> What needs to be done
Search the records below for the word "this". Pull out each line that has it.

> Excerpted records
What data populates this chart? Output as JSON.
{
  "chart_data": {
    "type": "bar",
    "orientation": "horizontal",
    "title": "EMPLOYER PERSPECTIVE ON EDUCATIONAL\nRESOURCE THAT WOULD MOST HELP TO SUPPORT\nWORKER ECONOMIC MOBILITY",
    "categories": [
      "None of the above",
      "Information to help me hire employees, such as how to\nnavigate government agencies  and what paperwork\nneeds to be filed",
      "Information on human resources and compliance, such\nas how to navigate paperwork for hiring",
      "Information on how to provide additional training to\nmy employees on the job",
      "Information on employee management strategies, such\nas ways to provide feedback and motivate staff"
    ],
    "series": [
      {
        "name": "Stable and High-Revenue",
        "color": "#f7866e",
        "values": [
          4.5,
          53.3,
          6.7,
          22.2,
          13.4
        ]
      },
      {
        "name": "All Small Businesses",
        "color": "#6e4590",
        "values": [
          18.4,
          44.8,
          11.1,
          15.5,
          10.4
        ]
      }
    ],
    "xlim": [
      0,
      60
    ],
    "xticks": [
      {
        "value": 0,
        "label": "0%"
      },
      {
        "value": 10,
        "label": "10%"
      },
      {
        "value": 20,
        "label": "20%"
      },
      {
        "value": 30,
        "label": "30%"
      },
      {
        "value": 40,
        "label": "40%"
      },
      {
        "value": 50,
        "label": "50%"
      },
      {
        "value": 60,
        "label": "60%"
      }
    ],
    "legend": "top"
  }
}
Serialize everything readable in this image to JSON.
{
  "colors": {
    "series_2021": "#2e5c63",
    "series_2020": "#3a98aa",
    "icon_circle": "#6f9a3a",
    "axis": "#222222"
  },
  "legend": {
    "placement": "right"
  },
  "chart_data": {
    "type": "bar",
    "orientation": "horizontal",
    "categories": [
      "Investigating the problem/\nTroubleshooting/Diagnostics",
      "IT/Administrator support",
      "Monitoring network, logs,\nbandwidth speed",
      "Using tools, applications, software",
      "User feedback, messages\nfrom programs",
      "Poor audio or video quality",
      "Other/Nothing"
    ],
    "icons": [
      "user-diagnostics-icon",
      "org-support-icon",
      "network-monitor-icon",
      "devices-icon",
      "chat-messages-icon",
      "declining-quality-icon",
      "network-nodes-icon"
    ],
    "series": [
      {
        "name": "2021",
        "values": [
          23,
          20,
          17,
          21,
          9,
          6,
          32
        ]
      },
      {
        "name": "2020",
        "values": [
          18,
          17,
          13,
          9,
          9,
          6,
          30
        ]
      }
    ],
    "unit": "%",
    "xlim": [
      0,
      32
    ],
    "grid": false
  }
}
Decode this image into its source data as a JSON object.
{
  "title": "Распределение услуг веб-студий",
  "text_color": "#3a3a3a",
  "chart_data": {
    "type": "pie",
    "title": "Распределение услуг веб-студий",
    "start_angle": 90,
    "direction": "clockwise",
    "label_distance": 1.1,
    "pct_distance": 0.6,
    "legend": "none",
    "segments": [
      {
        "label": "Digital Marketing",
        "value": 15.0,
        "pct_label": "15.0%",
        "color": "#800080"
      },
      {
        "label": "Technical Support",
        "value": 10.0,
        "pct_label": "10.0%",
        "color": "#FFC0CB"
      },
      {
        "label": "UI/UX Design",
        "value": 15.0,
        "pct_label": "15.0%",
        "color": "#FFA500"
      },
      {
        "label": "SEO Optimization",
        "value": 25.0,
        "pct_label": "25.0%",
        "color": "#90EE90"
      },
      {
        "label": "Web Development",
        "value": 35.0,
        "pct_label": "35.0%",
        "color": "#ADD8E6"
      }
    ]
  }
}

> Expected answer
What data populates this chart? Output as JSON.
Serialize everything readable in this image to JSON.
Decode this image into its source data as a JSON object.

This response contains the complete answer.